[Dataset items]
--- Begin ---
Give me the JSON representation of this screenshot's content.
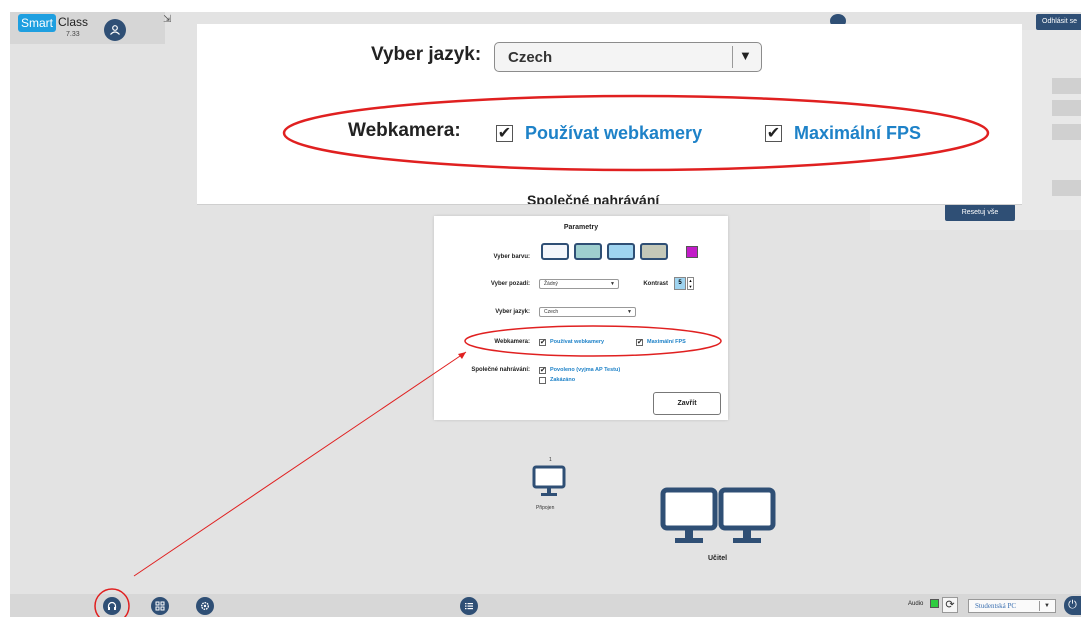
{
  "app": {
    "logo_part1": "Smart",
    "logo_part2": "Class",
    "version": "7.33",
    "top_right_button": "Odhlásit se",
    "reset_button": "Resetuj vše"
  },
  "zoom": {
    "language_label": "Vyber jazyk:",
    "language_value": "Czech",
    "webcam_label": "Webkamera:",
    "use_webcams": "Používat webkamery",
    "max_fps": "Maximální FPS",
    "cut_text": "Společné nahrávání"
  },
  "dialog": {
    "title": "Parametry",
    "color_label": "Vyber barvu:",
    "background_label": "Vyber pozadí:",
    "background_value": "Žádný",
    "contrast_label": "Kontrast",
    "contrast_value": "5",
    "language_label": "Vyber jazyk:",
    "language_value": "Czech",
    "webcam_label": "Webkamera:",
    "use_webcams": "Používat webkamery",
    "max_fps": "Maximální FPS",
    "recording_label": "Společné nahrávání:",
    "recording_allowed": "Povoleno (vyjma AP Testu)",
    "recording_forbidden": "Zakázáno",
    "close_button": "Zavřít",
    "swatch_colors": [
      "#f4f6fb",
      "#9ecfcf",
      "#9fd4f0",
      "#c4c8b8"
    ],
    "accent_swatch": "#c21cc8"
  },
  "classroom": {
    "student_number": "1",
    "student_status": "Připojen",
    "teacher_label": "Učitel"
  },
  "bottombar": {
    "audio_label": "Audio",
    "pc_select": "Studentská PC"
  },
  "colors": {
    "primary": "#2f4f75",
    "link": "#1e82c8",
    "annotation": "#e02020"
  }
}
--- End ---
=== Work instructions ===
Replicate the material above verbatim; images stay out of the copy.

=== Full answer ===
Give me the JSON representation of this screenshot's content.
{
  "app": {
    "logo_part1": "Smart",
    "logo_part2": "Class",
    "version": "7.33",
    "top_right_button": "Odhlásit se",
    "reset_button": "Resetuj vše"
  },
  "zoom": {
    "language_label": "Vyber jazyk:",
    "language_value": "Czech",
    "webcam_label": "Webkamera:",
    "use_webcams": "Používat webkamery",
    "max_fps": "Maximální FPS",
    "cut_text": "Společné nahrávání"
  },
  "dialog": {
    "title": "Parametry",
    "color_label": "Vyber barvu:",
    "background_label": "Vyber pozadí:",
    "background_value": "Žádný",
    "contrast_label": "Kontrast",
    "contrast_value": "5",
    "language_label": "Vyber jazyk:",
    "language_value": "Czech",
    "webcam_label": "Webkamera:",
    "use_webcams": "Používat webkamery",
    "max_fps": "Maximální FPS",
    "recording_label": "Společné nahrávání:",
    "recording_allowed": "Povoleno (vyjma AP Testu)",
    "recording_forbidden": "Zakázáno",
    "close_button": "Zavřít",
    "swatch_colors": [
      "#f4f6fb",
      "#9ecfcf",
      "#9fd4f0",
      "#c4c8b8"
    ],
    "accent_swatch": "#c21cc8"
  },
  "classroom": {
    "student_number": "1",
    "student_status": "Připojen",
    "teacher_label": "Učitel"
  },
  "bottombar": {
    "audio_label": "Audio",
    "pc_select": "Studentská PC"
  },
  "colors": {
    "primary": "#2f4f75",
    "link": "#1e82c8",
    "annotation": "#e02020"
  }
}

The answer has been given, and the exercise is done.